**YOUR TASK:** Only the number is wanted: how many lines contain "caption"?

**DATA PROVIDED:**

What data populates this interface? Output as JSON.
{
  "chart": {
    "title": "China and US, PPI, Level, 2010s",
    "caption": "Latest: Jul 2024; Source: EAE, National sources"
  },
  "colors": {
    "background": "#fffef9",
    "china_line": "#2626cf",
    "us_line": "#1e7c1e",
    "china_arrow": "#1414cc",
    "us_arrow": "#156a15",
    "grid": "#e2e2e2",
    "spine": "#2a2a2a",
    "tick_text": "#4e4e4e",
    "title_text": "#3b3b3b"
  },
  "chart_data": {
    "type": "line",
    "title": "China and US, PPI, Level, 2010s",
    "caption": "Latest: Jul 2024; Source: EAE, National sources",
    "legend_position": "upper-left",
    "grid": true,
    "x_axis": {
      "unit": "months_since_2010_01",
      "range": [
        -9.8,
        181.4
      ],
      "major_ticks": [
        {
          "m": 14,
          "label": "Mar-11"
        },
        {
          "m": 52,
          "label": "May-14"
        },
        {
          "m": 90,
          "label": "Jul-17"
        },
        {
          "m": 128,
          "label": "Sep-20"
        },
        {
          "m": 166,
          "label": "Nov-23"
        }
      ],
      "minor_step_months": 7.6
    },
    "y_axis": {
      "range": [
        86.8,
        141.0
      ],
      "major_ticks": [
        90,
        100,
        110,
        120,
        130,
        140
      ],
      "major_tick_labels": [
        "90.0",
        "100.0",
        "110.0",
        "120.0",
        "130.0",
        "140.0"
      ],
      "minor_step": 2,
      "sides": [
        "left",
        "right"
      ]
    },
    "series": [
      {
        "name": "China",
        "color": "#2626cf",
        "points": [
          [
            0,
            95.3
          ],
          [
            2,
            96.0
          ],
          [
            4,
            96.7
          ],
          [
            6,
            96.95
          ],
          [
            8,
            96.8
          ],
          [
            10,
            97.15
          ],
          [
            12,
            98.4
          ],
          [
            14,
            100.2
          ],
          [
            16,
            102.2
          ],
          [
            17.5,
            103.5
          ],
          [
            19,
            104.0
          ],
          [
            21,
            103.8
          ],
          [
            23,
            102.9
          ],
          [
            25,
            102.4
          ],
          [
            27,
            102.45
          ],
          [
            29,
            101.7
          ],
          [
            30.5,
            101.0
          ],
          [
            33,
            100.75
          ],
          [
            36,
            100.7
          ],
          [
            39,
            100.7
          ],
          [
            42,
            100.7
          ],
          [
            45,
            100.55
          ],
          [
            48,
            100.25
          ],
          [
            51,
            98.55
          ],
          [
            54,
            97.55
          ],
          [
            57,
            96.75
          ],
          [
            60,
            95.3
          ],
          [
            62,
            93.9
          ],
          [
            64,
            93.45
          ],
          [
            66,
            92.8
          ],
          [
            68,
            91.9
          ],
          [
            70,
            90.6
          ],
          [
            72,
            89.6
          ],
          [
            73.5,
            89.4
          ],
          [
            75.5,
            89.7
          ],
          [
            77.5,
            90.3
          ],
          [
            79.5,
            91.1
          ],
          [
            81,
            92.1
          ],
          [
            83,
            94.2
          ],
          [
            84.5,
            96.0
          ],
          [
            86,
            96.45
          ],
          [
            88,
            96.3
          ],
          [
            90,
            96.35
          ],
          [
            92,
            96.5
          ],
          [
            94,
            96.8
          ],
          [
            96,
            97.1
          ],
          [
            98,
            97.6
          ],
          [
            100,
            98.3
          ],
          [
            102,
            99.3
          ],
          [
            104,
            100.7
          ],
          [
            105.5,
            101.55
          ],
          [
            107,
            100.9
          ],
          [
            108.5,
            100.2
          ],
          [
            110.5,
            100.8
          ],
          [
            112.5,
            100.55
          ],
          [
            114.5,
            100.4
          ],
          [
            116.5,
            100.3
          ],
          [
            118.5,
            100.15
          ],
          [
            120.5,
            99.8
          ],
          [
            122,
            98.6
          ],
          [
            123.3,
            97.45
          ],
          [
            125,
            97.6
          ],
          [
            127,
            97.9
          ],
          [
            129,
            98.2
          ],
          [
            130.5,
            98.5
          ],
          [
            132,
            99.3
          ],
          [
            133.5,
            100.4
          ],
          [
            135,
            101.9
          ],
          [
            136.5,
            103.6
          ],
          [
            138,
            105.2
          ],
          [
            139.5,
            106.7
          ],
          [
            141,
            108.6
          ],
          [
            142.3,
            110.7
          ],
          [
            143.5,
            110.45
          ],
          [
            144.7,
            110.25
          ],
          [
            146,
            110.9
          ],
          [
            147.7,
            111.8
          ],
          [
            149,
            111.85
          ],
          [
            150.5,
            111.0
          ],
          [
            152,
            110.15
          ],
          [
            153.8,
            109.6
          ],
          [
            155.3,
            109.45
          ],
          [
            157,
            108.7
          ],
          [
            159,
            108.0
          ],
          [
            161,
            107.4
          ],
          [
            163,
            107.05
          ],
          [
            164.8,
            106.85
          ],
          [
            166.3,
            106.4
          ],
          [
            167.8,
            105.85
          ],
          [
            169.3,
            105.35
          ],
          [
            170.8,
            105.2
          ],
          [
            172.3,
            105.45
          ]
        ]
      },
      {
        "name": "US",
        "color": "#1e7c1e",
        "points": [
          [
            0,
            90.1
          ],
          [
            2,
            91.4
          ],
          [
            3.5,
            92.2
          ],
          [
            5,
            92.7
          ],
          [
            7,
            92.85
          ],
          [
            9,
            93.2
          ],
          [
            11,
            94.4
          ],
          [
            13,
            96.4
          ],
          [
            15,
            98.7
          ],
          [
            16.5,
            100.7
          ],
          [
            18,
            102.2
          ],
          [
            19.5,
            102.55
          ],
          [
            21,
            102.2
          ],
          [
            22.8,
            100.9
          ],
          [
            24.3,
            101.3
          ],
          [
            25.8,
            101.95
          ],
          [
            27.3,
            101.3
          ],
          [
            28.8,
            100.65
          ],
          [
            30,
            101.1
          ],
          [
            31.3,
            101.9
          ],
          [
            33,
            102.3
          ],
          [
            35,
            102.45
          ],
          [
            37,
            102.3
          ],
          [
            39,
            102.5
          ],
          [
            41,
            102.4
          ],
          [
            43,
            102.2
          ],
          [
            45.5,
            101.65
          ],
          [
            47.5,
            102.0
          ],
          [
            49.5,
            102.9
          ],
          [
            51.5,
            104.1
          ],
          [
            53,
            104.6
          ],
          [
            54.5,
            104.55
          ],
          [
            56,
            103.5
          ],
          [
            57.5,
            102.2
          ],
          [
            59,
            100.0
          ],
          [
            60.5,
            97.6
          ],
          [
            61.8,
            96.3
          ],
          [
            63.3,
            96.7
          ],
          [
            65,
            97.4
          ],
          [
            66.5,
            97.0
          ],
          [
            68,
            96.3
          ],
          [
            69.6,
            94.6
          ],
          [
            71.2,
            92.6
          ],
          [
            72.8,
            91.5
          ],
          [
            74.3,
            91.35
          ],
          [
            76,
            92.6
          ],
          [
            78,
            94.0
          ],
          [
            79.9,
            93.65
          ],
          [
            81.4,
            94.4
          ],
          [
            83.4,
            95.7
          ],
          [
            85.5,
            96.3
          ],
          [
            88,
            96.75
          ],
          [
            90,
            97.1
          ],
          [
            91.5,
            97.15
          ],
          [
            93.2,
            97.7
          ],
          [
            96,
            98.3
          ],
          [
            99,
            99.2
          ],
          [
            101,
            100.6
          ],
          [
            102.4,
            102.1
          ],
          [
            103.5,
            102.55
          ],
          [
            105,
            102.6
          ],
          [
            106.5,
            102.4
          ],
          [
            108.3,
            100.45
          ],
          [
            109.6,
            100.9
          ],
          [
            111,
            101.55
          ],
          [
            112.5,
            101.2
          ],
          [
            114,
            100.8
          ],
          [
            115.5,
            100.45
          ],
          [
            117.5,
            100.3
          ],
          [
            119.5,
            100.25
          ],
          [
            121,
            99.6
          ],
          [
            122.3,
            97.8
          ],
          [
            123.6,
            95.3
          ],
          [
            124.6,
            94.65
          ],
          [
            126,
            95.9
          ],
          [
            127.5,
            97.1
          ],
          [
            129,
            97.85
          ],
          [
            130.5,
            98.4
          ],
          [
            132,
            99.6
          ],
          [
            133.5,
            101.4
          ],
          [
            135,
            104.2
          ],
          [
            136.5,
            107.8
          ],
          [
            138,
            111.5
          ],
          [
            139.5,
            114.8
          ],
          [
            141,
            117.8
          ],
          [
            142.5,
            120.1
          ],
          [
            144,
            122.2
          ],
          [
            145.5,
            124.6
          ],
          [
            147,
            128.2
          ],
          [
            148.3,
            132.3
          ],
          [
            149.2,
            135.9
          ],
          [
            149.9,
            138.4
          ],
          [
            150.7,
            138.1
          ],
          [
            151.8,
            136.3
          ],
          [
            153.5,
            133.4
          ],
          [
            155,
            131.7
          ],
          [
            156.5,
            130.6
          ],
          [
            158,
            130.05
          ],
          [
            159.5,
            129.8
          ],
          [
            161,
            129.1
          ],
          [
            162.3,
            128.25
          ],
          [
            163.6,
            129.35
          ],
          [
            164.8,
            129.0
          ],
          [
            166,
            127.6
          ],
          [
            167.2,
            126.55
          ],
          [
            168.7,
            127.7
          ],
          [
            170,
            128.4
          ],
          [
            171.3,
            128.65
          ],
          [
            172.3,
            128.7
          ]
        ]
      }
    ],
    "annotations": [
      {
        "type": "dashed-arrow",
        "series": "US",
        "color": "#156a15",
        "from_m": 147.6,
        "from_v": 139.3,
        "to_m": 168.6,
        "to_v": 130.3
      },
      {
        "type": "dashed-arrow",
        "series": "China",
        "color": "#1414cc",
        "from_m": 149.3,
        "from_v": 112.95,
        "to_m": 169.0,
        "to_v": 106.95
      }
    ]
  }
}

**SOLUTION:** 2